- **RECORDS TO PROCESS**

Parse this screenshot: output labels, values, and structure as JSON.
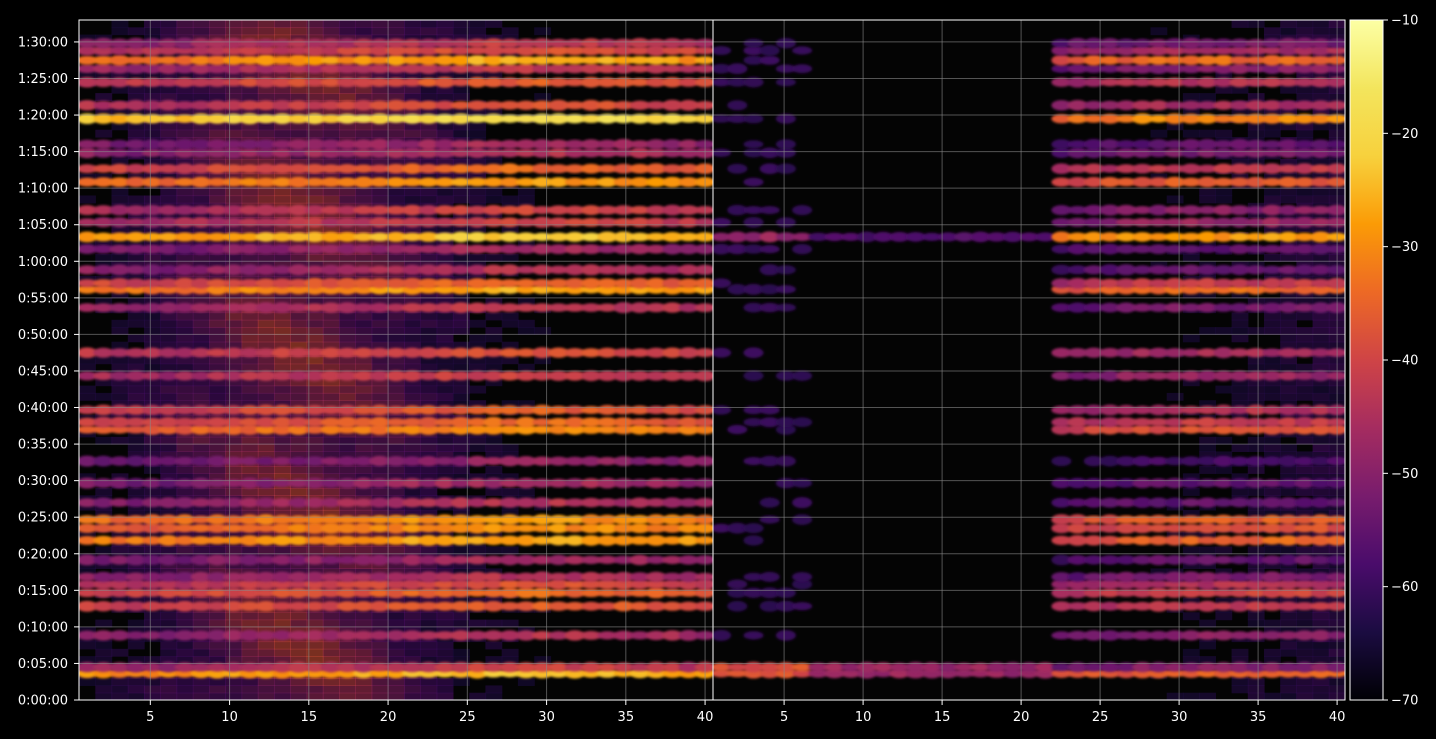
{
  "chart_data": {
    "type": "heatmap",
    "title": "",
    "xlabel": "",
    "ylabel": "",
    "background": "#000000",
    "grid": true,
    "grid_color": "#8a8a8a",
    "colormap": "inferno",
    "panels": [
      {
        "name": "left",
        "xlim": [
          1,
          40
        ],
        "xticks": [
          5,
          10,
          15,
          20,
          25,
          30,
          35,
          40
        ]
      },
      {
        "name": "right",
        "xlim": [
          1,
          40
        ],
        "xticks": [
          5,
          10,
          15,
          20,
          25,
          30,
          35,
          40
        ]
      }
    ],
    "y_axis": {
      "unit": "h:mm:ss",
      "ylim_seconds": [
        0,
        5580
      ],
      "tick_labels": [
        "0:00:00",
        "0:05:00",
        "0:10:00",
        "0:15:00",
        "0:20:00",
        "0:25:00",
        "0:30:00",
        "0:35:00",
        "0:40:00",
        "0:45:00",
        "0:50:00",
        "0:55:00",
        "1:00:00",
        "1:05:00",
        "1:10:00",
        "1:15:00",
        "1:20:00",
        "1:25:00",
        "1:30:00"
      ]
    },
    "colorbar": {
      "vmin": -70,
      "vmax": -10,
      "tick_values": [
        -70,
        -60,
        -50,
        -40,
        -30,
        -20,
        -10
      ],
      "tick_labels": [
        "−70",
        "−60",
        "−50",
        "−40",
        "−30",
        "−20",
        "−10"
      ]
    },
    "bands": [
      {
        "t": 220,
        "left": -28,
        "right": -35
      },
      {
        "t": 270,
        "left": -45,
        "right": -50
      },
      {
        "t": 530,
        "left": -48,
        "right": -50
      },
      {
        "t": 770,
        "left": -40,
        "right": -42
      },
      {
        "t": 880,
        "left": -38,
        "right": -40
      },
      {
        "t": 950,
        "left": -42,
        "right": -44
      },
      {
        "t": 1010,
        "left": -48,
        "right": -52
      },
      {
        "t": 1150,
        "left": -50,
        "right": -55
      },
      {
        "t": 1310,
        "left": -30,
        "right": -35
      },
      {
        "t": 1410,
        "left": -33,
        "right": -38
      },
      {
        "t": 1480,
        "left": -32,
        "right": -36
      },
      {
        "t": 1620,
        "left": -48,
        "right": -55
      },
      {
        "t": 1780,
        "left": -50,
        "right": -55
      },
      {
        "t": 1960,
        "left": -52,
        "right": -58
      },
      {
        "t": 2220,
        "left": -34,
        "right": -38
      },
      {
        "t": 2280,
        "left": -38,
        "right": -42
      },
      {
        "t": 2380,
        "left": -40,
        "right": -44
      },
      {
        "t": 2660,
        "left": -44,
        "right": -48
      },
      {
        "t": 2850,
        "left": -42,
        "right": -46
      },
      {
        "t": 3220,
        "left": -46,
        "right": -52
      },
      {
        "t": 3370,
        "left": -30,
        "right": -34
      },
      {
        "t": 3420,
        "left": -38,
        "right": -42
      },
      {
        "t": 3530,
        "left": -48,
        "right": -54
      },
      {
        "t": 3700,
        "left": -50,
        "right": -55
      },
      {
        "t": 3800,
        "left": -26,
        "right": -28
      },
      {
        "t": 3920,
        "left": -44,
        "right": -48
      },
      {
        "t": 4020,
        "left": -44,
        "right": -50
      },
      {
        "t": 4250,
        "left": -32,
        "right": -36
      },
      {
        "t": 4360,
        "left": -38,
        "right": -42
      },
      {
        "t": 4490,
        "left": -48,
        "right": -52
      },
      {
        "t": 4560,
        "left": -50,
        "right": -55
      },
      {
        "t": 4770,
        "left": -22,
        "right": -30
      },
      {
        "t": 4880,
        "left": -42,
        "right": -46
      },
      {
        "t": 5070,
        "left": -40,
        "right": -44
      },
      {
        "t": 5180,
        "left": -46,
        "right": -50
      },
      {
        "t": 5250,
        "left": -30,
        "right": -34
      },
      {
        "t": 5330,
        "left": -42,
        "right": -46
      },
      {
        "t": 5390,
        "left": -46,
        "right": -52
      }
    ]
  }
}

- **TASK PROMPT**
Repeat the records above exactly, leaving out any pictures they contain.

- **EXPECTED ANSWER**
Parse this screenshot: output labels, values, and structure as JSON.
{
  "chart_data": {
    "type": "heatmap",
    "title": "",
    "xlabel": "",
    "ylabel": "",
    "background": "#000000",
    "grid": true,
    "grid_color": "#8a8a8a",
    "colormap": "inferno",
    "panels": [
      {
        "name": "left",
        "xlim": [
          1,
          40
        ],
        "xticks": [
          5,
          10,
          15,
          20,
          25,
          30,
          35,
          40
        ]
      },
      {
        "name": "right",
        "xlim": [
          1,
          40
        ],
        "xticks": [
          5,
          10,
          15,
          20,
          25,
          30,
          35,
          40
        ]
      }
    ],
    "y_axis": {
      "unit": "h:mm:ss",
      "ylim_seconds": [
        0,
        5580
      ],
      "tick_labels": [
        "0:00:00",
        "0:05:00",
        "0:10:00",
        "0:15:00",
        "0:20:00",
        "0:25:00",
        "0:30:00",
        "0:35:00",
        "0:40:00",
        "0:45:00",
        "0:50:00",
        "0:55:00",
        "1:00:00",
        "1:05:00",
        "1:10:00",
        "1:15:00",
        "1:20:00",
        "1:25:00",
        "1:30:00"
      ]
    },
    "colorbar": {
      "vmin": -70,
      "vmax": -10,
      "tick_values": [
        -70,
        -60,
        -50,
        -40,
        -30,
        -20,
        -10
      ],
      "tick_labels": [
        "−70",
        "−60",
        "−50",
        "−40",
        "−30",
        "−20",
        "−10"
      ]
    },
    "bands": [
      {
        "t": 220,
        "left": -28,
        "right": -35
      },
      {
        "t": 270,
        "left": -45,
        "right": -50
      },
      {
        "t": 530,
        "left": -48,
        "right": -50
      },
      {
        "t": 770,
        "left": -40,
        "right": -42
      },
      {
        "t": 880,
        "left": -38,
        "right": -40
      },
      {
        "t": 950,
        "left": -42,
        "right": -44
      },
      {
        "t": 1010,
        "left": -48,
        "right": -52
      },
      {
        "t": 1150,
        "left": -50,
        "right": -55
      },
      {
        "t": 1310,
        "left": -30,
        "right": -35
      },
      {
        "t": 1410,
        "left": -33,
        "right": -38
      },
      {
        "t": 1480,
        "left": -32,
        "right": -36
      },
      {
        "t": 1620,
        "left": -48,
        "right": -55
      },
      {
        "t": 1780,
        "left": -50,
        "right": -55
      },
      {
        "t": 1960,
        "left": -52,
        "right": -58
      },
      {
        "t": 2220,
        "left": -34,
        "right": -38
      },
      {
        "t": 2280,
        "left": -38,
        "right": -42
      },
      {
        "t": 2380,
        "left": -40,
        "right": -44
      },
      {
        "t": 2660,
        "left": -44,
        "right": -48
      },
      {
        "t": 2850,
        "left": -42,
        "right": -46
      },
      {
        "t": 3220,
        "left": -46,
        "right": -52
      },
      {
        "t": 3370,
        "left": -30,
        "right": -34
      },
      {
        "t": 3420,
        "left": -38,
        "right": -42
      },
      {
        "t": 3530,
        "left": -48,
        "right": -54
      },
      {
        "t": 3700,
        "left": -50,
        "right": -55
      },
      {
        "t": 3800,
        "left": -26,
        "right": -28
      },
      {
        "t": 3920,
        "left": -44,
        "right": -48
      },
      {
        "t": 4020,
        "left": -44,
        "right": -50
      },
      {
        "t": 4250,
        "left": -32,
        "right": -36
      },
      {
        "t": 4360,
        "left": -38,
        "right": -42
      },
      {
        "t": 4490,
        "left": -48,
        "right": -52
      },
      {
        "t": 4560,
        "left": -50,
        "right": -55
      },
      {
        "t": 4770,
        "left": -22,
        "right": -30
      },
      {
        "t": 4880,
        "left": -42,
        "right": -46
      },
      {
        "t": 5070,
        "left": -40,
        "right": -44
      },
      {
        "t": 5180,
        "left": -46,
        "right": -50
      },
      {
        "t": 5250,
        "left": -30,
        "right": -34
      },
      {
        "t": 5330,
        "left": -42,
        "right": -46
      },
      {
        "t": 5390,
        "left": -46,
        "right": -52
      }
    ]
  }
}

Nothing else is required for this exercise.